▸ **GIVEN EXERCISE**: Give the count of lines in the data that include "Ответ", with no other words.

▸ **STORED DATA**:
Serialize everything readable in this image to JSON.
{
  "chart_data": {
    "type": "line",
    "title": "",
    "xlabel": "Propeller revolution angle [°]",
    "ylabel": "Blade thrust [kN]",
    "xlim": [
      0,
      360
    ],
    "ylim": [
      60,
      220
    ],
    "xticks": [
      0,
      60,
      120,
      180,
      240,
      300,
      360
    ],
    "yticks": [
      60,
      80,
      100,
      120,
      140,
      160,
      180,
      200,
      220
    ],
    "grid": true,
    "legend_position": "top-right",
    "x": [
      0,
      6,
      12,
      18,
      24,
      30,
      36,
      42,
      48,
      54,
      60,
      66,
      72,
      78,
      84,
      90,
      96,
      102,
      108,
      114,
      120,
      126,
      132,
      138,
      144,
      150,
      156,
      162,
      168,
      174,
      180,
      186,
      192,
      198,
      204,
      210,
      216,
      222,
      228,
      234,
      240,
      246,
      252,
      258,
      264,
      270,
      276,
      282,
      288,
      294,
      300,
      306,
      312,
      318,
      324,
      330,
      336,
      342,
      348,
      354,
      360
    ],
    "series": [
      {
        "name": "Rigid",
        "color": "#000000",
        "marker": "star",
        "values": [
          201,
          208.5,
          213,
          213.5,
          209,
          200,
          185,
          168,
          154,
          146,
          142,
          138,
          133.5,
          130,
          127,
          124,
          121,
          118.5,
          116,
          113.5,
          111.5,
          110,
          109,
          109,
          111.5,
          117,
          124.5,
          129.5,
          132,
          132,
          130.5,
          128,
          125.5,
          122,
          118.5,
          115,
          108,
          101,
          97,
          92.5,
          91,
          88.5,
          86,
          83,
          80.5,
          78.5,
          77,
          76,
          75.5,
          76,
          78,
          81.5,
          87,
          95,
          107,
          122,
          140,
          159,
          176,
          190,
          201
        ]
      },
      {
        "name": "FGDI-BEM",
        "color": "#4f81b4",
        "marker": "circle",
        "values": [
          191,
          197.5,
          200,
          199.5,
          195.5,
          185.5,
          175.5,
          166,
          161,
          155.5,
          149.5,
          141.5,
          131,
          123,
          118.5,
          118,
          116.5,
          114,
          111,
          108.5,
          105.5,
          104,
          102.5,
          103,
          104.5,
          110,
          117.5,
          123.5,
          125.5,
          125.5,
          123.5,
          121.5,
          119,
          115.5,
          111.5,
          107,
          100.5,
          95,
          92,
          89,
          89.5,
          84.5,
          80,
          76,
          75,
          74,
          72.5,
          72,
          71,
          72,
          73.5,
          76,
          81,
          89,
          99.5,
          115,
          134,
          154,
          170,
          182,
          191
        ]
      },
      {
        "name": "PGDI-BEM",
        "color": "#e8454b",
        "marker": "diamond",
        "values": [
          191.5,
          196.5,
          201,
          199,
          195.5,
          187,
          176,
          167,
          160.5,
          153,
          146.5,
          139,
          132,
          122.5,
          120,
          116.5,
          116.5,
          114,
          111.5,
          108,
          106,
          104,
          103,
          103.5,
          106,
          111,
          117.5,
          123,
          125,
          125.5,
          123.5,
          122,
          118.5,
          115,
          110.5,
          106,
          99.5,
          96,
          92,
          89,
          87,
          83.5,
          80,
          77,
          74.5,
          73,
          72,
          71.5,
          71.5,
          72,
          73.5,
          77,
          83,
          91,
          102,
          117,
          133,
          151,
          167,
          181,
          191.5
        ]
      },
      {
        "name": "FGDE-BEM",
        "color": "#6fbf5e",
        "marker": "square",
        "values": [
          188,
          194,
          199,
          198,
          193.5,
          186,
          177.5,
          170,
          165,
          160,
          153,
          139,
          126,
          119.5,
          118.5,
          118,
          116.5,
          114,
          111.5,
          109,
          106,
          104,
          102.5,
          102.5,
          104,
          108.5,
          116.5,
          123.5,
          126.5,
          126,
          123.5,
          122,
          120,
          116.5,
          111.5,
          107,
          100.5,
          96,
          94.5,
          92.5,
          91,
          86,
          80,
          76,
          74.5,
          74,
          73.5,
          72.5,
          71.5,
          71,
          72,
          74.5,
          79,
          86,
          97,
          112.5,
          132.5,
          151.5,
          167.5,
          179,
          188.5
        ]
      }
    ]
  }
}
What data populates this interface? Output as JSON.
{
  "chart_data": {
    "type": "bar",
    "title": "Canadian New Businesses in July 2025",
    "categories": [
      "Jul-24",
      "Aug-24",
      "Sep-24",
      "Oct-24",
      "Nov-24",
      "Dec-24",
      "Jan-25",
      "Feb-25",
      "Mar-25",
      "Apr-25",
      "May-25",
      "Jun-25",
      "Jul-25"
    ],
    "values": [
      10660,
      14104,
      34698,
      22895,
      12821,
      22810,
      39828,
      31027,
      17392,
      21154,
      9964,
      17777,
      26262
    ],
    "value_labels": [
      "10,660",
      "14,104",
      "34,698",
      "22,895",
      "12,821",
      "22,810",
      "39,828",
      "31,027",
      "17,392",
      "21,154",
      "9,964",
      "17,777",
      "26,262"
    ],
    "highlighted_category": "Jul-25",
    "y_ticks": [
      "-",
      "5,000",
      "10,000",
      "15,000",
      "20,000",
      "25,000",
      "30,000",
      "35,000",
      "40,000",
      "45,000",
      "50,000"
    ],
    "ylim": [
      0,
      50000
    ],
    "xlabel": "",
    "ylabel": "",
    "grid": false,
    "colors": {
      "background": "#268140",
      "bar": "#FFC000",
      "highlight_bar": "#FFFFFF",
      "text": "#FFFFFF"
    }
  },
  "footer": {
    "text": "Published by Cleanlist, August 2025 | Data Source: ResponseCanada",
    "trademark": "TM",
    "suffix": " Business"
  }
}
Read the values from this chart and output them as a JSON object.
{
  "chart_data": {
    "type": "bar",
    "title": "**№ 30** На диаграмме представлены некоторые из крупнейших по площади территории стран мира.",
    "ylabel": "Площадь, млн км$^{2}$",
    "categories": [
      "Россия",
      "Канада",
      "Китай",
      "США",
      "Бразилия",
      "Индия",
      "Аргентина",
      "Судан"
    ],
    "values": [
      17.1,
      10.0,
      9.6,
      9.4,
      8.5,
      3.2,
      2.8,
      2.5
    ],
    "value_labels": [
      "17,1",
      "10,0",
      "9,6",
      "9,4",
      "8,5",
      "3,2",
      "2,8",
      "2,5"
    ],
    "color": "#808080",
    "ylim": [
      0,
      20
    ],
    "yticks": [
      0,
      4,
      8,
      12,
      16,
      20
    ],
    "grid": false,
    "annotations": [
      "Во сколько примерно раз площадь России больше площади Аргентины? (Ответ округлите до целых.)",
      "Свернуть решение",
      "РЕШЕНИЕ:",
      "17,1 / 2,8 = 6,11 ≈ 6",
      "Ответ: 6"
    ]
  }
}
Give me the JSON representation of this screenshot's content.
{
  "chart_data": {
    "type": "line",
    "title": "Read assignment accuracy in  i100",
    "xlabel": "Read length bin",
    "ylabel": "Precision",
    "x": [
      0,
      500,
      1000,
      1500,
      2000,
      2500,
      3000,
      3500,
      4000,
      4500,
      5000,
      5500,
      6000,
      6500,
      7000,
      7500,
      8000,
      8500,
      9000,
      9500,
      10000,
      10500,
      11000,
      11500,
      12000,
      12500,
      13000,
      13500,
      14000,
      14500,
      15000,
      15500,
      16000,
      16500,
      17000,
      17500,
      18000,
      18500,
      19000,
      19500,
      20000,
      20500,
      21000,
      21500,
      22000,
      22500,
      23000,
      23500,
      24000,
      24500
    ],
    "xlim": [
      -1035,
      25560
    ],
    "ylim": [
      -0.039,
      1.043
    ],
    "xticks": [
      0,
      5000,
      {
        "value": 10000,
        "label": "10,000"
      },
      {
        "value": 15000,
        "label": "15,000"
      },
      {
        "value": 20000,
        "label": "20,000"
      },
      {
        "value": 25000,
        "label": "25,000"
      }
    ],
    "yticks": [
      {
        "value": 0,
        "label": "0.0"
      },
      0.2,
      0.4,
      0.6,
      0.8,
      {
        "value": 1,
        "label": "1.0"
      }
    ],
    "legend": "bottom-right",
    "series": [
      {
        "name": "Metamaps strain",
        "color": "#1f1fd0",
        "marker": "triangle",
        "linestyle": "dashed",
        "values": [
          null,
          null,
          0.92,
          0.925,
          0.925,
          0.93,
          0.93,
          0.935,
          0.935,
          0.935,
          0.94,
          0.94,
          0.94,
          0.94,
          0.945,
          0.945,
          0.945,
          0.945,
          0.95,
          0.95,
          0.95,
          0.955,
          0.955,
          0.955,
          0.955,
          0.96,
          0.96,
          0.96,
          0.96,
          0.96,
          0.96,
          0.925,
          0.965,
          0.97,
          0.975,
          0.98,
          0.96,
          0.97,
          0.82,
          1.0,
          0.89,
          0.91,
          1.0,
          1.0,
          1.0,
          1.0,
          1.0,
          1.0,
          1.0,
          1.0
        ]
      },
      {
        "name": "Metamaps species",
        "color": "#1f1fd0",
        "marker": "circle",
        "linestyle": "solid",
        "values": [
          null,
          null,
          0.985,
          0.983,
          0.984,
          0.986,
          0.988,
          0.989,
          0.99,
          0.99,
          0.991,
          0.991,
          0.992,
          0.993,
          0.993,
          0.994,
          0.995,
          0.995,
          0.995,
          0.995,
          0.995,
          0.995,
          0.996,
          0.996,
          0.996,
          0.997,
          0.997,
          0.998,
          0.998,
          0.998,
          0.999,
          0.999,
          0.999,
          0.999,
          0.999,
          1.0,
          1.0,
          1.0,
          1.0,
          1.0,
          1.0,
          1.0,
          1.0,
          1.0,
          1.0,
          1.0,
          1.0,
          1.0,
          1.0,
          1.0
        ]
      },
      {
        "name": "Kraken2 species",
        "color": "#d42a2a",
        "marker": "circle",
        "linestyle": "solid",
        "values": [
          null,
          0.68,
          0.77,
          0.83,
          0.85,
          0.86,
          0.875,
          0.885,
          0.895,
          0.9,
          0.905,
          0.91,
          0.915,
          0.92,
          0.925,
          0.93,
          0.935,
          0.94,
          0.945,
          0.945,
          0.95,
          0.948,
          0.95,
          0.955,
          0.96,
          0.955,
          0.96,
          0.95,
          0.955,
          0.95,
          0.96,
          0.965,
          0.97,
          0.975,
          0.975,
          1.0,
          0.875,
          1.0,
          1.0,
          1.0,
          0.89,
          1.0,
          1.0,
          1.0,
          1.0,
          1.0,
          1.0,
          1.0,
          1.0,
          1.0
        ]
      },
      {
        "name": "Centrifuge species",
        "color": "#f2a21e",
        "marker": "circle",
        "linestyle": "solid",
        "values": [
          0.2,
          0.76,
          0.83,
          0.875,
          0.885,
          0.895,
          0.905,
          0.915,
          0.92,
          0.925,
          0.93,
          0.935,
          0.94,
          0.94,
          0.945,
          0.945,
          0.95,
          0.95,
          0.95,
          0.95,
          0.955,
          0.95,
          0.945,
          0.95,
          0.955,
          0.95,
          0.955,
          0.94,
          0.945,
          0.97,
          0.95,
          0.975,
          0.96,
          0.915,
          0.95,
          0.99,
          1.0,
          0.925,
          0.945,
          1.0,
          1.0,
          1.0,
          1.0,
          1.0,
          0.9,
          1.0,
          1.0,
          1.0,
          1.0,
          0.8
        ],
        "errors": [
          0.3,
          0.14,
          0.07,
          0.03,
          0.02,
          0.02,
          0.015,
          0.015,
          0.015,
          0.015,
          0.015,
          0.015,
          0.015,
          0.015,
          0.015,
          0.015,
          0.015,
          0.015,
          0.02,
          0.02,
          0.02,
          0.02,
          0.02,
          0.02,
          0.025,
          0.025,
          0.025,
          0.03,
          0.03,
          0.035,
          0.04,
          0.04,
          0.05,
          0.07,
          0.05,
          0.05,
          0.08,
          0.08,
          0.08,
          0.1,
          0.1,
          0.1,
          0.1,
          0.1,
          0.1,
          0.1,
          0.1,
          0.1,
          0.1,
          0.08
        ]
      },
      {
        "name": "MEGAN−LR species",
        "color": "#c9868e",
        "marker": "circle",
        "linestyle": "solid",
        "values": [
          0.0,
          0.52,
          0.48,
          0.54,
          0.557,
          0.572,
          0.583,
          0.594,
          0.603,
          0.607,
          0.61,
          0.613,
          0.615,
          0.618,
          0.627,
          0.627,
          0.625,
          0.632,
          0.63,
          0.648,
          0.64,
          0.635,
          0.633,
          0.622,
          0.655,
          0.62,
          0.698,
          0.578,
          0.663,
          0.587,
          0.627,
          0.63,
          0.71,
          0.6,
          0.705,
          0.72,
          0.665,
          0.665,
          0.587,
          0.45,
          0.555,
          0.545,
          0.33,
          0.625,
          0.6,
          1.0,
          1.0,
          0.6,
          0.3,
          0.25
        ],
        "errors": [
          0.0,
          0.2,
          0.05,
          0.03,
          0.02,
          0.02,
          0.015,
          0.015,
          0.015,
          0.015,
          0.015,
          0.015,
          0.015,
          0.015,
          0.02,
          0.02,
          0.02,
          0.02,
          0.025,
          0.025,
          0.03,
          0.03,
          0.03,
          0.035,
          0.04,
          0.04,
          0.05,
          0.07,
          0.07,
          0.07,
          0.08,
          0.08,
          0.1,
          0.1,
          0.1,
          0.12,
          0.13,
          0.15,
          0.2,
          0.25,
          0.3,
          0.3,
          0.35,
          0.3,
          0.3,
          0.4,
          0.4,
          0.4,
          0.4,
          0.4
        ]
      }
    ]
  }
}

▸ **RESULT OF THIS TASK**: 2